*Instruction*. For the copy, please give all of the data again exactly and leave the pictures out.
+++ Data lines
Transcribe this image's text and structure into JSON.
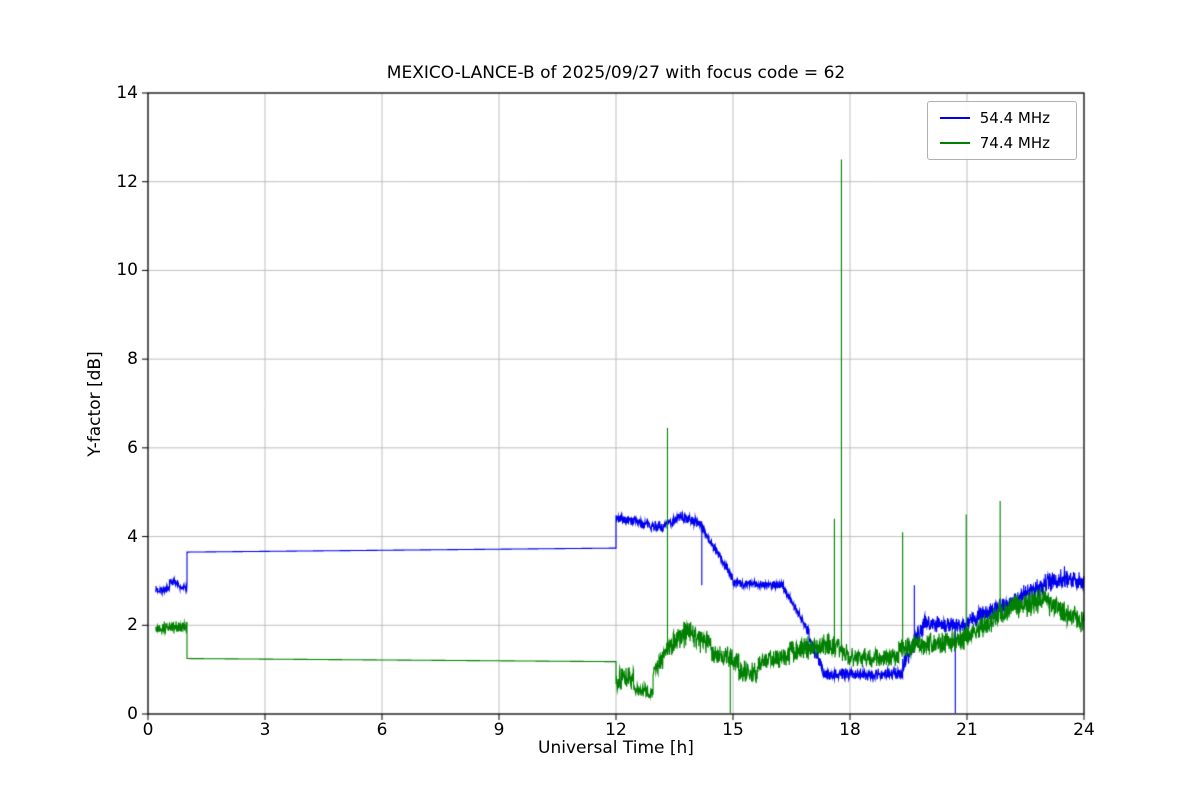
{
  "chart_data": {
    "type": "line",
    "title": "MEXICO-LANCE-B of 2025/09/27 with focus code = 62",
    "xlabel": "Universal Time [h]",
    "ylabel": "Y-factor [dB]",
    "xlim": [
      0,
      24
    ],
    "ylim": [
      0,
      14
    ],
    "xticks": [
      0,
      3,
      6,
      9,
      12,
      15,
      18,
      21,
      24
    ],
    "yticks": [
      0,
      2,
      4,
      6,
      8,
      10,
      12,
      14
    ],
    "grid": true,
    "grid_color": "#b0b0b0",
    "legend_position": "upper right",
    "segment_format": "[x_start_h, x_end_h, y_start_dB, y_end_dB, noise_amplitude_dB]",
    "spike_format": "[x_h, peak_value_dB]",
    "series": [
      {
        "name": "54.4 MHz",
        "color": "#0000ee",
        "seed": 7,
        "segments": [
          [
            0.2,
            0.55,
            2.8,
            2.8,
            0.1
          ],
          [
            0.55,
            0.78,
            2.97,
            2.97,
            0.09
          ],
          [
            0.78,
            1.0,
            2.85,
            2.85,
            0.08
          ],
          [
            1.0,
            12.0,
            3.65,
            3.74,
            0
          ],
          [
            12.0,
            12.6,
            4.4,
            4.35,
            0.12
          ],
          [
            12.6,
            13.25,
            4.3,
            4.2,
            0.13
          ],
          [
            13.25,
            13.65,
            4.25,
            4.45,
            0.14
          ],
          [
            13.65,
            14.15,
            4.45,
            4.3,
            0.14
          ],
          [
            14.15,
            15.0,
            4.3,
            3.05,
            0.12
          ],
          [
            15.0,
            16.3,
            2.95,
            2.9,
            0.11
          ],
          [
            16.3,
            16.95,
            2.85,
            1.85,
            0.12
          ],
          [
            16.95,
            17.3,
            1.7,
            1.0,
            0.18
          ],
          [
            17.3,
            19.35,
            0.9,
            0.9,
            0.15
          ],
          [
            19.35,
            19.95,
            1.1,
            2.1,
            0.25
          ],
          [
            19.95,
            21.0,
            2.05,
            2.0,
            0.2
          ],
          [
            21.0,
            22.4,
            2.1,
            2.6,
            0.25
          ],
          [
            22.4,
            23.5,
            2.7,
            3.1,
            0.25
          ],
          [
            23.5,
            24.0,
            3.05,
            3.0,
            0.22
          ]
        ],
        "spikes": [
          [
            14.2,
            2.9
          ],
          [
            19.65,
            2.9
          ],
          [
            20.7,
            0.02
          ]
        ]
      },
      {
        "name": "74.4 MHz",
        "color": "#008000",
        "seed": 13,
        "segments": [
          [
            0.2,
            1.0,
            1.95,
            1.95,
            0.15
          ],
          [
            1.0,
            12.0,
            1.25,
            1.18,
            0
          ],
          [
            12.0,
            12.45,
            0.75,
            0.85,
            0.3
          ],
          [
            12.45,
            12.95,
            0.55,
            0.5,
            0.2
          ],
          [
            12.95,
            13.3,
            0.9,
            1.4,
            0.25
          ],
          [
            13.3,
            13.9,
            1.5,
            1.85,
            0.35
          ],
          [
            13.9,
            14.45,
            1.85,
            1.5,
            0.35
          ],
          [
            14.45,
            15.15,
            1.35,
            1.2,
            0.3
          ],
          [
            15.15,
            15.65,
            0.95,
            0.9,
            0.3
          ],
          [
            15.65,
            16.45,
            1.2,
            1.3,
            0.25
          ],
          [
            16.45,
            17.55,
            1.4,
            1.6,
            0.3
          ],
          [
            17.55,
            17.95,
            1.55,
            1.35,
            0.3
          ],
          [
            17.95,
            19.25,
            1.25,
            1.25,
            0.25
          ],
          [
            19.25,
            20.9,
            1.5,
            1.65,
            0.3
          ],
          [
            20.9,
            21.8,
            1.7,
            2.2,
            0.3
          ],
          [
            21.8,
            23.1,
            2.3,
            2.6,
            0.35
          ],
          [
            23.1,
            24.0,
            2.5,
            2.05,
            0.3
          ]
        ],
        "spikes": [
          [
            13.32,
            6.45
          ],
          [
            14.93,
            0.02
          ],
          [
            17.6,
            4.4
          ],
          [
            17.78,
            12.5
          ],
          [
            19.35,
            4.1
          ],
          [
            20.98,
            4.5
          ],
          [
            21.85,
            4.8
          ]
        ]
      }
    ]
  }
}
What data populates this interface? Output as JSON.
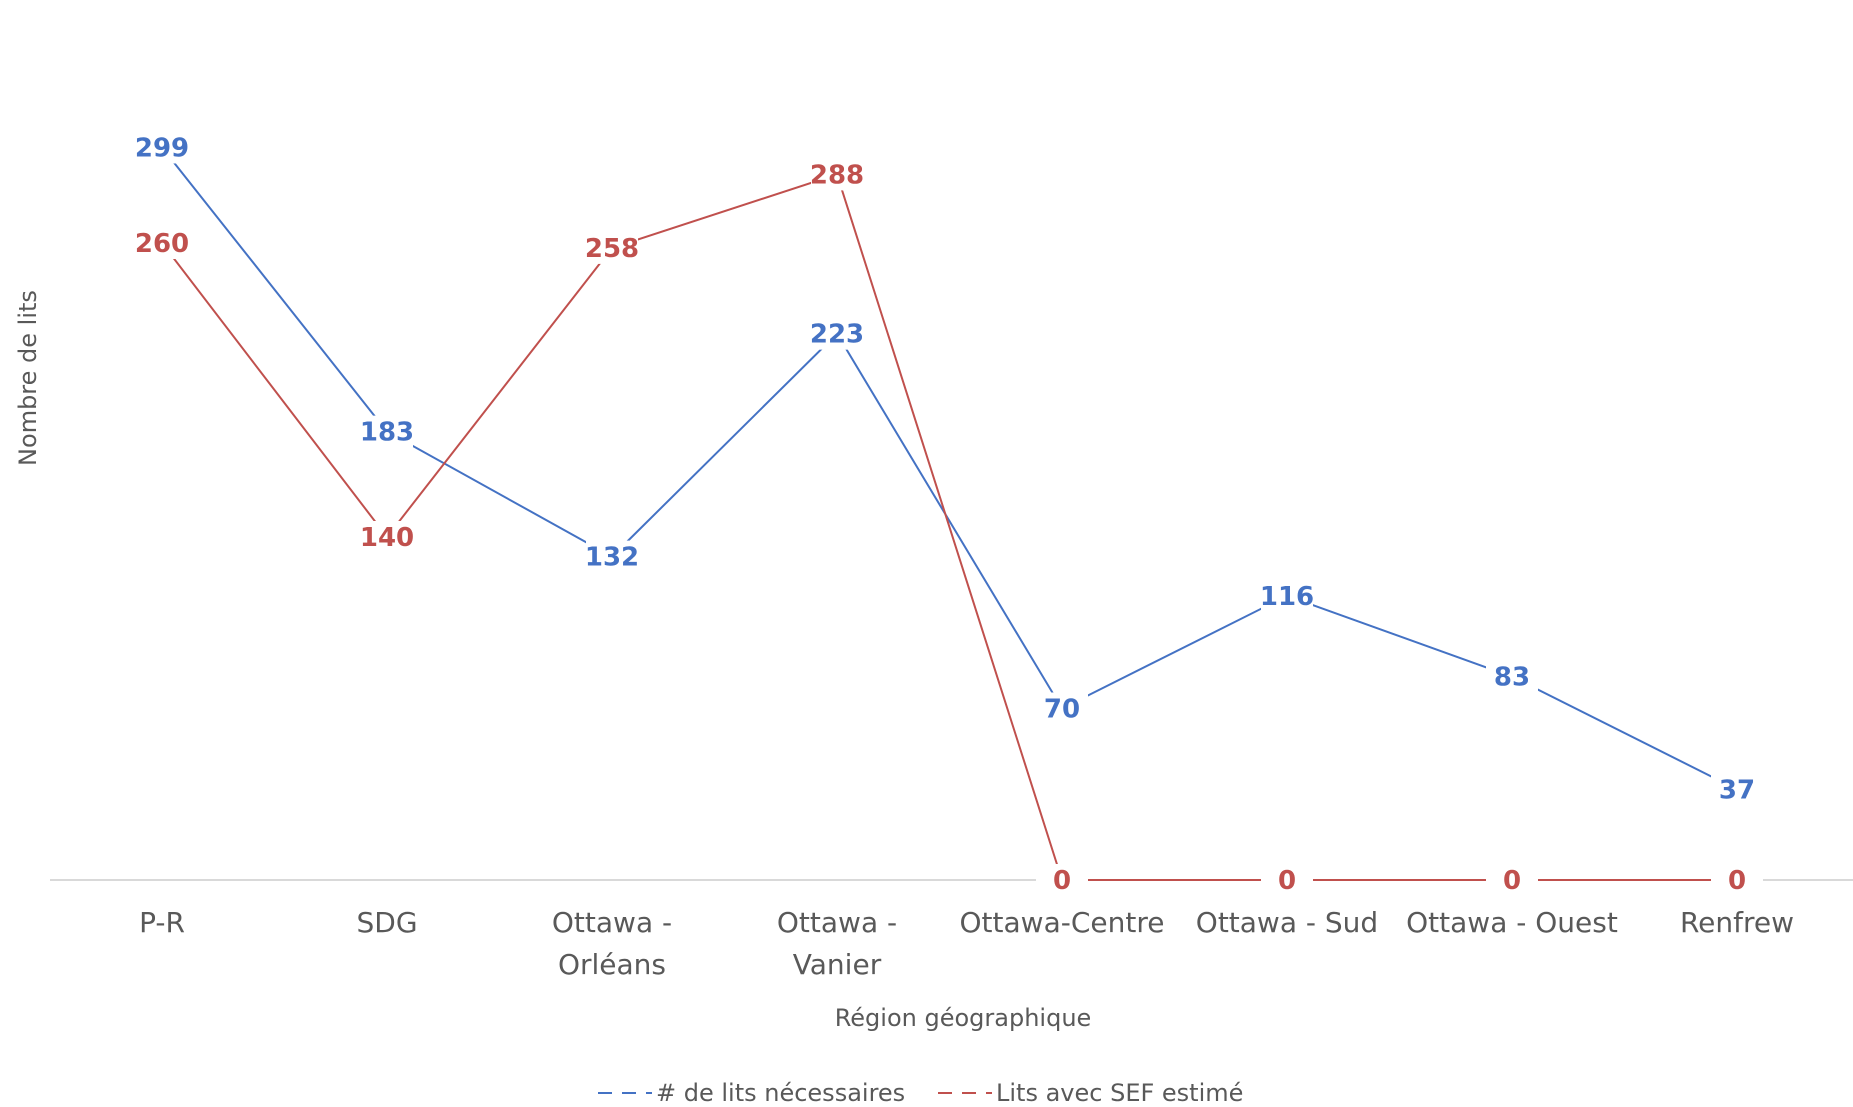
{
  "chart_data": {
    "type": "line",
    "categories": [
      "P-R",
      "SDG",
      "Ottawa - Orléans",
      "Ottawa - Vanier",
      "Ottawa-Centre",
      "Ottawa - Sud",
      "Ottawa - Ouest",
      "Renfrew"
    ],
    "category_lines": [
      [
        "P-R"
      ],
      [
        "SDG"
      ],
      [
        "Ottawa -",
        "Orléans"
      ],
      [
        "Ottawa -",
        "Vanier"
      ],
      [
        "Ottawa-Centre"
      ],
      [
        "Ottawa - Sud"
      ],
      [
        "Ottawa - Ouest"
      ],
      [
        "Renfrew"
      ]
    ],
    "series": [
      {
        "name": "# de lits nécessaires",
        "color": "#4472C4",
        "values": [
          299,
          183,
          132,
          223,
          70,
          116,
          83,
          37
        ]
      },
      {
        "name": "Lits avec SEF estimé",
        "color": "#C0504D",
        "values": [
          260,
          140,
          258,
          288,
          0,
          0,
          0,
          0
        ]
      }
    ],
    "xlabel": "Région géographique",
    "ylabel": "Nombre de lits",
    "ylim": [
      0,
      310
    ],
    "grid": false,
    "legend_position": "bottom",
    "data_labels": true,
    "axis_color": "#d9d9d9"
  }
}
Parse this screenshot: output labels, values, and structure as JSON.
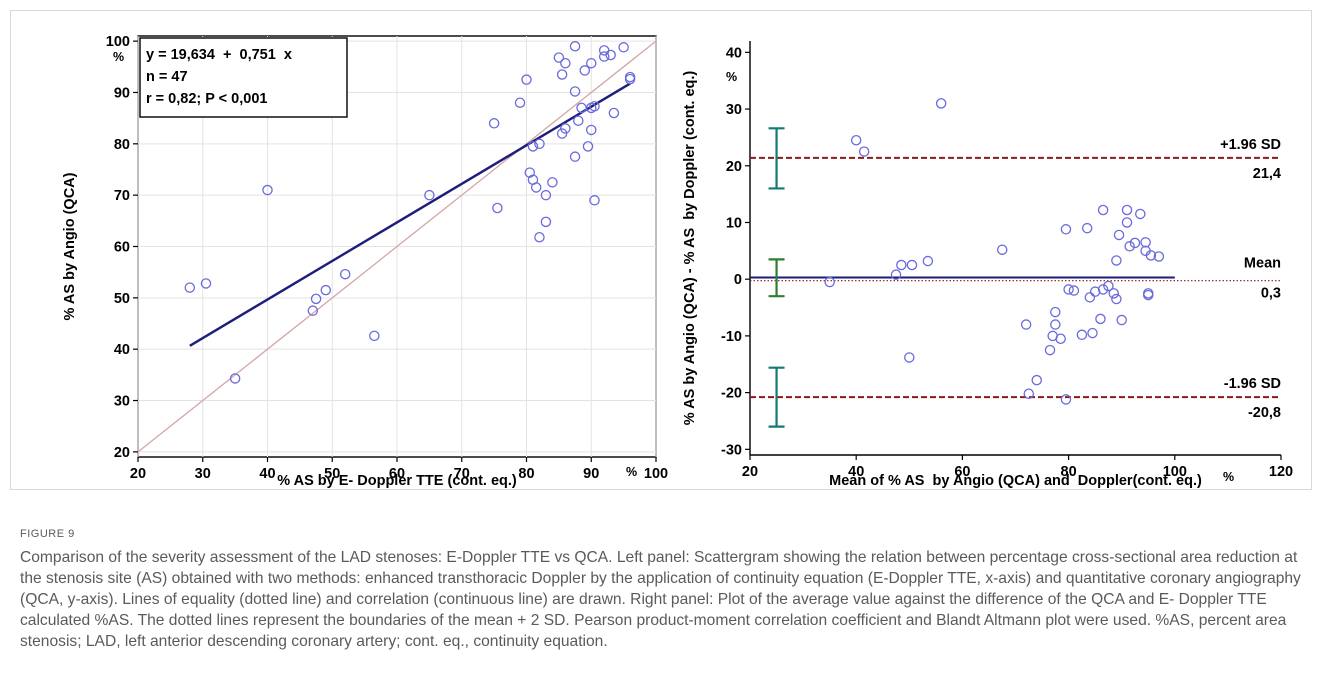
++++++
*Expected answer*.
Transcribe this image's text and structure into JSON.
{
  "chart_data": {
    "type": "line",
    "title": "MEXICO-LANCE-B of 2025/09/27 with focus code = 62",
    "xlabel": "Universal Time [h]",
    "ylabel": "Y-factor [dB]",
    "xlim": [
      0,
      24
    ],
    "ylim": [
      0,
      14
    ],
    "xticks": [
      0,
      3,
      6,
      9,
      12,
      15,
      18,
      21,
      24
    ],
    "yticks": [
      0,
      2,
      4,
      6,
      8,
      10,
      12,
      14
    ],
    "grid": true,
    "grid_color": "#b0b0b0",
    "legend_position": "upper right",
    "segment_format": "[x_start_h, x_end_h, y_start_dB, y_end_dB, noise_amplitude_dB]",
    "spike_format": "[x_h, peak_value_dB]",
    "series": [
      {
        "name": "54.4 MHz",
        "color": "#0000ee",
        "seed": 7,
        "segments": [
          [
            0.2,
            0.55,
            2.8,
            2.8,
            0.1
          ],
          [
            0.55,
            0.78,
            2.97,
            2.97,
            0.09
          ],
          [
            0.78,
            1.0,
            2.85,
            2.85,
            0.08
          ],
          [
            1.0,
            12.0,
            3.65,
            3.74,
            0
          ],
          [
            12.0,
            12.6,
            4.4,
            4.35,
            0.12
          ],
          [
            12.6,
            13.25,
            4.3,
            4.2,
            0.13
          ],
          [
            13.25,
            13.65,
            4.25,
            4.45,
            0.14
          ],
          [
            13.65,
            14.15,
            4.45,
            4.3,
            0.14
          ],
          [
            14.15,
            15.0,
            4.3,
            3.05,
            0.12
          ],
          [
            15.0,
            16.3,
            2.95,
            2.9,
            0.11
          ],
          [
            16.3,
            16.95,
            2.85,
            1.85,
            0.12
          ],
          [
            16.95,
            17.3,
            1.7,
            1.0,
            0.18
          ],
          [
            17.3,
            19.35,
            0.9,
            0.9,
            0.15
          ],
          [
            19.35,
            19.95,
            1.1,
            2.1,
            0.25
          ],
          [
            19.95,
            21.0,
            2.05,
            2.0,
            0.2
          ],
          [
            21.0,
            22.4,
            2.1,
            2.6,
            0.25
          ],
          [
            22.4,
            23.5,
            2.7,
            3.1,
            0.25
          ],
          [
            23.5,
            24.0,
            3.05,
            3.0,
            0.22
          ]
        ],
        "spikes": [
          [
            14.2,
            2.9
          ],
          [
            19.65,
            2.9
          ],
          [
            20.7,
            0.02
          ]
        ]
      },
      {
        "name": "74.4 MHz",
        "color": "#008000",
        "seed": 13,
        "segments": [
          [
            0.2,
            1.0,
            1.95,
            1.95,
            0.15
          ],
          [
            1.0,
            12.0,
            1.25,
            1.18,
            0
          ],
          [
            12.0,
            12.45,
            0.75,
            0.85,
            0.3
          ],
          [
            12.45,
            12.95,
            0.55,
            0.5,
            0.2
          ],
          [
            12.95,
            13.3,
            0.9,
            1.4,
            0.25
          ],
          [
            13.3,
            13.9,
            1.5,
            1.85,
            0.35
          ],
          [
            13.9,
            14.45,
            1.85,
            1.5,
            0.35
          ],
          [
            14.45,
            15.15,
            1.35,
            1.2,
            0.3
          ],
          [
            15.15,
            15.65,
            0.95,
            0.9,
            0.3
          ],
          [
            15.65,
            16.45,
            1.2,
            1.3,
            0.25
          ],
          [
            16.45,
            17.55,
            1.4,
            1.6,
            0.3
          ],
          [
            17.55,
            17.95,
            1.55,
            1.35,
            0.3
          ],
          [
            17.95,
            19.25,
            1.25,
            1.25,
            0.25
          ],
          [
            19.25,
            20.9,
            1.5,
            1.65,
            0.3
          ],
          [
            20.9,
            21.8,
            1.7,
            2.2,
            0.3
          ],
          [
            21.8,
            23.1,
            2.3,
            2.6,
            0.35
          ],
          [
            23.1,
            24.0,
            2.5,
            2.05,
            0.3
          ]
        ],
        "spikes": [
          [
            13.32,
            6.45
          ],
          [
            14.93,
            0.02
          ],
          [
            17.6,
            4.4
          ],
          [
            17.78,
            12.5
          ],
          [
            19.35,
            4.1
          ],
          [
            20.98,
            4.5
          ],
          [
            21.85,
            4.8
          ]
        ]
      }
    ]
  }
}
What data populates this interface? Output as JSON.
{
  "chart_data": {
    "type": "line",
    "categories": [
      "P-R",
      "SDG",
      "Ottawa - Orléans",
      "Ottawa - Vanier",
      "Ottawa-Centre",
      "Ottawa - Sud",
      "Ottawa - Ouest",
      "Renfrew"
    ],
    "category_lines": [
      [
        "P-R"
      ],
      [
        "SDG"
      ],
      [
        "Ottawa -",
        "Orléans"
      ],
      [
        "Ottawa -",
        "Vanier"
      ],
      [
        "Ottawa-Centre"
      ],
      [
        "Ottawa - Sud"
      ],
      [
        "Ottawa - Ouest"
      ],
      [
        "Renfrew"
      ]
    ],
    "series": [
      {
        "name": "# de lits nécessaires",
        "color": "#4472C4",
        "values": [
          299,
          183,
          132,
          223,
          70,
          116,
          83,
          37
        ]
      },
      {
        "name": "Lits avec SEF estimé",
        "color": "#C0504D",
        "values": [
          260,
          140,
          258,
          288,
          0,
          0,
          0,
          0
        ]
      }
    ],
    "xlabel": "Région géographique",
    "ylabel": "Nombre de lits",
    "ylim": [
      0,
      310
    ],
    "grid": false,
    "legend_position": "bottom",
    "data_labels": true,
    "axis_color": "#d9d9d9"
  }
}
Parse this screenshot: output labels, values, and structure as JSON.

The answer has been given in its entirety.